=== DO THIS ===
All of the records below need to be copied exactly.
-------------------------
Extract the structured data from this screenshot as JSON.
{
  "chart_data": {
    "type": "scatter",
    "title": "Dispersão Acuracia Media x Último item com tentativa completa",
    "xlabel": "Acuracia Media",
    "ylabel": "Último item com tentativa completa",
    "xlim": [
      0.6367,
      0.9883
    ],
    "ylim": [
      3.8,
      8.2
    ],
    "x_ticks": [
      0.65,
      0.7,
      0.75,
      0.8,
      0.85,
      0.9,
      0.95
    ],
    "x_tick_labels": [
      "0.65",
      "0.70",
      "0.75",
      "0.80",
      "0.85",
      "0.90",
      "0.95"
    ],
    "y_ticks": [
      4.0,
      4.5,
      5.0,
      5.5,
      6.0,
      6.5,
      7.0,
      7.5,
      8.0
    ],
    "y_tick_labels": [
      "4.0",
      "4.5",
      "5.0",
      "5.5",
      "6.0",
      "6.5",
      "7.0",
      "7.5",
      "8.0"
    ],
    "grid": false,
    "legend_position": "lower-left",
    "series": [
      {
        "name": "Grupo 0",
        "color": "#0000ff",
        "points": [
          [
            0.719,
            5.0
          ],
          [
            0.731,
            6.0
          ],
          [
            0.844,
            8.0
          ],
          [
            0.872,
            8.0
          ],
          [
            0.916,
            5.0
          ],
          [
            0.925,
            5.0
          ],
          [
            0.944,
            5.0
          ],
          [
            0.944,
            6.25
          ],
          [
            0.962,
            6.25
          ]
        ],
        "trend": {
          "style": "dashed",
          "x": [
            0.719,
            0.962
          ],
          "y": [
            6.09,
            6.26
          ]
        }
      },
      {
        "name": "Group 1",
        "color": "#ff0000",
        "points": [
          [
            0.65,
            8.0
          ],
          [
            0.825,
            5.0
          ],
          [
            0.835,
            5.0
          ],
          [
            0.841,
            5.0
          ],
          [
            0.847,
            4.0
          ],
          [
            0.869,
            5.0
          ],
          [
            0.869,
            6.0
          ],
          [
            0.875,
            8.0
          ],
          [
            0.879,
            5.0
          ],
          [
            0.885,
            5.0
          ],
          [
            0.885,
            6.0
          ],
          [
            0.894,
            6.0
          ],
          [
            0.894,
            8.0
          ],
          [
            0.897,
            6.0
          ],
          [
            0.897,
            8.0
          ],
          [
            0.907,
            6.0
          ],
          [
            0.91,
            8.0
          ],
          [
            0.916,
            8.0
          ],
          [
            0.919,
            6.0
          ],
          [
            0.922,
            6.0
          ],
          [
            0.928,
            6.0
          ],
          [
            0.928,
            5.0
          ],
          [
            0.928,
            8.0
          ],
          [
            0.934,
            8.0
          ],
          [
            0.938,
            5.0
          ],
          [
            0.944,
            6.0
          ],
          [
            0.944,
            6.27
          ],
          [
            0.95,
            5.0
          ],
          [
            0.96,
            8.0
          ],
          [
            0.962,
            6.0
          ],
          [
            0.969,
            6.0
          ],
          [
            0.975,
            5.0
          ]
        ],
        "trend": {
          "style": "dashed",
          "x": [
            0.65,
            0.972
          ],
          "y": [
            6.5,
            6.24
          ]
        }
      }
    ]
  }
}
-------------------------
=== WRITTEN SOLUTION ===
Extract the structured data from this screenshot as JSON.
{
  "chart_data": {
    "type": "scatter",
    "title": "Dispersão Acuracia Media x Último item com tentativa completa",
    "xlabel": "Acuracia Media",
    "ylabel": "Último item com tentativa completa",
    "xlim": [
      0.6367,
      0.9883
    ],
    "ylim": [
      3.8,
      8.2
    ],
    "x_ticks": [
      0.65,
      0.7,
      0.75,
      0.8,
      0.85,
      0.9,
      0.95
    ],
    "x_tick_labels": [
      "0.65",
      "0.70",
      "0.75",
      "0.80",
      "0.85",
      "0.90",
      "0.95"
    ],
    "y_ticks": [
      4.0,
      4.5,
      5.0,
      5.5,
      6.0,
      6.5,
      7.0,
      7.5,
      8.0
    ],
    "y_tick_labels": [
      "4.0",
      "4.5",
      "5.0",
      "5.5",
      "6.0",
      "6.5",
      "7.0",
      "7.5",
      "8.0"
    ],
    "grid": false,
    "legend_position": "lower-left",
    "series": [
      {
        "name": "Grupo 0",
        "color": "#0000ff",
        "points": [
          [
            0.719,
            5.0
          ],
          [
            0.731,
            6.0
          ],
          [
            0.844,
            8.0
          ],
          [
            0.872,
            8.0
          ],
          [
            0.916,
            5.0
          ],
          [
            0.925,
            5.0
          ],
          [
            0.944,
            5.0
          ],
          [
            0.944,
            6.25
          ],
          [
            0.962,
            6.25
          ]
        ],
        "trend": {
          "style": "dashed",
          "x": [
            0.719,
            0.962
          ],
          "y": [
            6.09,
            6.26
          ]
        }
      },
      {
        "name": "Group 1",
        "color": "#ff0000",
        "points": [
          [
            0.65,
            8.0
          ],
          [
            0.825,
            5.0
          ],
          [
            0.835,
            5.0
          ],
          [
            0.841,
            5.0
          ],
          [
            0.847,
            4.0
          ],
          [
            0.869,
            5.0
          ],
          [
            0.869,
            6.0
          ],
          [
            0.875,
            8.0
          ],
          [
            0.879,
            5.0
          ],
          [
            0.885,
            5.0
          ],
          [
            0.885,
            6.0
          ],
          [
            0.894,
            6.0
          ],
          [
            0.894,
            8.0
          ],
          [
            0.897,
            6.0
          ],
          [
            0.897,
            8.0
          ],
          [
            0.907,
            6.0
          ],
          [
            0.91,
            8.0
          ],
          [
            0.916,
            8.0
          ],
          [
            0.919,
            6.0
          ],
          [
            0.922,
            6.0
          ],
          [
            0.928,
            6.0
          ],
          [
            0.928,
            5.0
          ],
          [
            0.928,
            8.0
          ],
          [
            0.934,
            8.0
          ],
          [
            0.938,
            5.0
          ],
          [
            0.944,
            6.0
          ],
          [
            0.944,
            6.27
          ],
          [
            0.95,
            5.0
          ],
          [
            0.96,
            8.0
          ],
          [
            0.962,
            6.0
          ],
          [
            0.969,
            6.0
          ],
          [
            0.975,
            5.0
          ]
        ],
        "trend": {
          "style": "dashed",
          "x": [
            0.65,
            0.972
          ],
          "y": [
            6.5,
            6.24
          ]
        }
      }
    ]
  }
}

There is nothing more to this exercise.